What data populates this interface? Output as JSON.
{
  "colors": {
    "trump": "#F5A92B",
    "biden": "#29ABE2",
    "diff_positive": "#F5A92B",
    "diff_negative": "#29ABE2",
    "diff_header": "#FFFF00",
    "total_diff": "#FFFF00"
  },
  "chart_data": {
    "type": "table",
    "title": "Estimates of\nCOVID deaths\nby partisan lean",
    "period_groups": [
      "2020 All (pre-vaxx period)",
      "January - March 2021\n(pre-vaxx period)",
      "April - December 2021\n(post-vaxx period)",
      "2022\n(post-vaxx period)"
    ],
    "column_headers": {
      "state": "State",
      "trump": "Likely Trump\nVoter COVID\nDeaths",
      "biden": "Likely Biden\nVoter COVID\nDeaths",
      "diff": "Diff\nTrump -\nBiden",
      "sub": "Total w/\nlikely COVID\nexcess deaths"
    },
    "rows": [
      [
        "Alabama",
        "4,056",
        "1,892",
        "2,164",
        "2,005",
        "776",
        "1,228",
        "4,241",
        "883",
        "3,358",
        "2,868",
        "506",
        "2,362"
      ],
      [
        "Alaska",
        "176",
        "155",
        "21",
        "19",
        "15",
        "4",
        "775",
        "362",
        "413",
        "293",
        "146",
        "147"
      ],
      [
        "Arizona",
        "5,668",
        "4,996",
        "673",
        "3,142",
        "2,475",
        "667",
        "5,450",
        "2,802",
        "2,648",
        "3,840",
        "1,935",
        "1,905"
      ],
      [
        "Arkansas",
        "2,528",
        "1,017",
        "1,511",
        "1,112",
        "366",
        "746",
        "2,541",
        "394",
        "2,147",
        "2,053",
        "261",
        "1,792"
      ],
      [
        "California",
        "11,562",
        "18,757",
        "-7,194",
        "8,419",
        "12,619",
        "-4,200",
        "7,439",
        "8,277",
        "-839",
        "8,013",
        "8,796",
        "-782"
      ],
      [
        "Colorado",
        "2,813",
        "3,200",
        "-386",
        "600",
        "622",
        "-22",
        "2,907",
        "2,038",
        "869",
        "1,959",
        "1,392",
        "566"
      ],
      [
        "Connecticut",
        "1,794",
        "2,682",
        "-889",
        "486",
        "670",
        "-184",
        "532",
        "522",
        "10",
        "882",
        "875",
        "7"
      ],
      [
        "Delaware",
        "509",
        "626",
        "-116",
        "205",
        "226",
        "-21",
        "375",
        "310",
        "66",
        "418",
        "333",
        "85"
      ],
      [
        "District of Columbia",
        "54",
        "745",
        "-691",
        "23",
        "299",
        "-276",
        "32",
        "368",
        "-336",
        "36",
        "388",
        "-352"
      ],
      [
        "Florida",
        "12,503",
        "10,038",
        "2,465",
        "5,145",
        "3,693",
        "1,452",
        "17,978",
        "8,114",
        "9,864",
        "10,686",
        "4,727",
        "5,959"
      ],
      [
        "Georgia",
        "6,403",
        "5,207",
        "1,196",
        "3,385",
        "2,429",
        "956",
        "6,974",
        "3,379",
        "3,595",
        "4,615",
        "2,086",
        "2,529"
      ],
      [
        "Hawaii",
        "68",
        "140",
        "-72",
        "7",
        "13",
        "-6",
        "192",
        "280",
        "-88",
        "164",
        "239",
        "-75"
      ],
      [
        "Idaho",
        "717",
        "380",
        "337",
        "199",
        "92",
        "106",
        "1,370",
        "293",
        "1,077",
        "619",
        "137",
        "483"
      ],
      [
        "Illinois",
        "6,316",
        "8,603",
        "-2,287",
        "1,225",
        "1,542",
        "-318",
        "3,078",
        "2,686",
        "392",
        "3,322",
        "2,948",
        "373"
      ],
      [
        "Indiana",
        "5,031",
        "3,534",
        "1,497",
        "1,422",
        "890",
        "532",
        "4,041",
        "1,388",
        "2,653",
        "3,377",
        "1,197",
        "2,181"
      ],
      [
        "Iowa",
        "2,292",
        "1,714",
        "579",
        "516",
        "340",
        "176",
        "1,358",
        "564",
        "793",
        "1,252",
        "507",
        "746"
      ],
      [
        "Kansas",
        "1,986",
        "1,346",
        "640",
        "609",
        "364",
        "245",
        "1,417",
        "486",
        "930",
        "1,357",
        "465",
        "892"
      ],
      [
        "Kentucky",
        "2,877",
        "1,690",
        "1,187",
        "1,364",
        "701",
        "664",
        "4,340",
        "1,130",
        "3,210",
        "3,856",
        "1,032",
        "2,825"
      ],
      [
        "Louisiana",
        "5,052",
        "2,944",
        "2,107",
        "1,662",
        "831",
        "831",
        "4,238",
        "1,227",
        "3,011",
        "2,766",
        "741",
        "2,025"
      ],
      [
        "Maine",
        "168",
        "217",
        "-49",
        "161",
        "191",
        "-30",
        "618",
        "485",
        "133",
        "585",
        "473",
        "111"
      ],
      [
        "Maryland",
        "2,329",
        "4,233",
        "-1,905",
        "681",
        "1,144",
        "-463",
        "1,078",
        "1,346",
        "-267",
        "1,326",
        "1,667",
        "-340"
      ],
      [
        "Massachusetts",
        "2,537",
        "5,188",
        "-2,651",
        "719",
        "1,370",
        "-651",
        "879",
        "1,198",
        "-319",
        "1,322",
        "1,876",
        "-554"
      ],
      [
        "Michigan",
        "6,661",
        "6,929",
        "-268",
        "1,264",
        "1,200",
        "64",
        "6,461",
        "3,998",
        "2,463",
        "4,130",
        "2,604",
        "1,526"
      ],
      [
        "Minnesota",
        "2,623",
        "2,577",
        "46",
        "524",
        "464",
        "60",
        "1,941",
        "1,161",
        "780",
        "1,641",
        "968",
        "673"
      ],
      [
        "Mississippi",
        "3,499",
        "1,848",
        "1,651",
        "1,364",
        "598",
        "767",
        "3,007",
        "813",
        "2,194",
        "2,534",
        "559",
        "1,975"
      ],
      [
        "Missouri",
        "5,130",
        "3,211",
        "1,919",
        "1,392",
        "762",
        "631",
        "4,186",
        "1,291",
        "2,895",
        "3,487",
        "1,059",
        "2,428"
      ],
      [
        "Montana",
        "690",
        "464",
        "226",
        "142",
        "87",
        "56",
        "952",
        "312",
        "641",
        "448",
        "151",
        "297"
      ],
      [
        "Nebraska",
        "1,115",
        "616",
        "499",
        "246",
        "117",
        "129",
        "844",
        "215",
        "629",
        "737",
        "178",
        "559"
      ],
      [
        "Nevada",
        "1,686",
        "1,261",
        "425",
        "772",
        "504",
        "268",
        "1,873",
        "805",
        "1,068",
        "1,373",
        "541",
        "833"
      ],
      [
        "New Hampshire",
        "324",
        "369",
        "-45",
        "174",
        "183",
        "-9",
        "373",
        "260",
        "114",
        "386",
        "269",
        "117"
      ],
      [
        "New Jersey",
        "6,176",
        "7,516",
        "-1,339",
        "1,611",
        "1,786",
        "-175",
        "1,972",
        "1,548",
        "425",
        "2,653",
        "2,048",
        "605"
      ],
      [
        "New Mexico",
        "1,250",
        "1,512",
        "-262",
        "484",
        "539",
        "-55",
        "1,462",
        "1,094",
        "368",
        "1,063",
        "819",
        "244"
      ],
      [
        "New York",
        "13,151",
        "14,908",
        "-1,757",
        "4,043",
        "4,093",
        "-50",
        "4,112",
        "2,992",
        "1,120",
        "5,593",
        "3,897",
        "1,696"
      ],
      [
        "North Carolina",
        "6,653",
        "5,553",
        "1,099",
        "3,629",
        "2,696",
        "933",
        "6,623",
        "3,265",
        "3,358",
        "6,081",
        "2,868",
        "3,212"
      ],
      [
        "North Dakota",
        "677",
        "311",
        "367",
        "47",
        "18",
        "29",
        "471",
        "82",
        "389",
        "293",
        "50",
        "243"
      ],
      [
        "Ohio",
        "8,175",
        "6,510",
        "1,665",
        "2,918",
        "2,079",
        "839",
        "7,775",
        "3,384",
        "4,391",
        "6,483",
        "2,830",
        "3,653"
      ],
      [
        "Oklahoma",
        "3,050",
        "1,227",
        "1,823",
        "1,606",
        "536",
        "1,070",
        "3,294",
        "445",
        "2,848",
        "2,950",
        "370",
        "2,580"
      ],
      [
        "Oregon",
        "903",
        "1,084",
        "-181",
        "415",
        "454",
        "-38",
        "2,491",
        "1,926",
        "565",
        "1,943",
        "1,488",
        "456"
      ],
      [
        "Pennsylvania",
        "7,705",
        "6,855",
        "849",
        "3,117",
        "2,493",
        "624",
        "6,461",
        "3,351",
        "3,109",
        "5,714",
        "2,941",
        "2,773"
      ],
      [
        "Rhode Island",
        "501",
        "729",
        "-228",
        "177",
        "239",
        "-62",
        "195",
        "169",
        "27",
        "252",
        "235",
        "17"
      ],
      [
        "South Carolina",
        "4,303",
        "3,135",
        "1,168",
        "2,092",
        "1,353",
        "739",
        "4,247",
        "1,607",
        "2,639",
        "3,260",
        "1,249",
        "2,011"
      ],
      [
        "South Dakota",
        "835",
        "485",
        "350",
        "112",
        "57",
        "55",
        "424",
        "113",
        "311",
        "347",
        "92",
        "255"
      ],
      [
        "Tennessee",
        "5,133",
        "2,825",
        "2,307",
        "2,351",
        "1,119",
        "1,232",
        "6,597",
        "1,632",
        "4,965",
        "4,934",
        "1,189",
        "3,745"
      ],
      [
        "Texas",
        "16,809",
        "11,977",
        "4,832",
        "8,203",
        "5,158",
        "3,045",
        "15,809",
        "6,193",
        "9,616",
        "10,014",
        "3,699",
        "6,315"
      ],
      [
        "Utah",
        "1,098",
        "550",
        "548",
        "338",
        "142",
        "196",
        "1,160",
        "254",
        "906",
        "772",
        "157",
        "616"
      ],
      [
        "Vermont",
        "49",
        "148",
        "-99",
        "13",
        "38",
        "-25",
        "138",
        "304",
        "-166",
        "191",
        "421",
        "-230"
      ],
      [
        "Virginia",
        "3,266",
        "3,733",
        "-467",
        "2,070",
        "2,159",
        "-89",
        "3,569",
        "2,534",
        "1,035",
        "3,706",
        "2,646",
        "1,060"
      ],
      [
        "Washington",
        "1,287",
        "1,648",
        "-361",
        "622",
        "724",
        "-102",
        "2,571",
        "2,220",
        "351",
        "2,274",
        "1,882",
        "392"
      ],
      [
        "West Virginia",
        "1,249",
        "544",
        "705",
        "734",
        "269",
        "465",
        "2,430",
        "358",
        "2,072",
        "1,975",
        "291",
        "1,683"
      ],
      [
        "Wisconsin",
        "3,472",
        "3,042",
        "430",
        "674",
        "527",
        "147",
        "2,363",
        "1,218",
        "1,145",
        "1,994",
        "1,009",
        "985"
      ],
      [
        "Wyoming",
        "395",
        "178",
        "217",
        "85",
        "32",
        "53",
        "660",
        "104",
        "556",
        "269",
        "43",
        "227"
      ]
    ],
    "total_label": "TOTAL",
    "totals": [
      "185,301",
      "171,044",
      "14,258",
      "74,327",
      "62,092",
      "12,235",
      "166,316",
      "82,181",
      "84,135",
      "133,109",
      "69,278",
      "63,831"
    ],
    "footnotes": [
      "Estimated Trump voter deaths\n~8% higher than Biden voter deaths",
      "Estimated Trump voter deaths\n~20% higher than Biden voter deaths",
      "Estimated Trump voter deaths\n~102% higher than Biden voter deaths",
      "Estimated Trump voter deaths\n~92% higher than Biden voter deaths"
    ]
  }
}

■ ■ ■ ■

» **WRITTEN TASK**
Show all lines in the entries above where the string "nVoter" appears.

» **THE RESPONSE**
      "trump": "Likely Trump\nVoter COVID\nDeaths",
      "biden": "Likely Biden\nVoter COVID\nDeaths",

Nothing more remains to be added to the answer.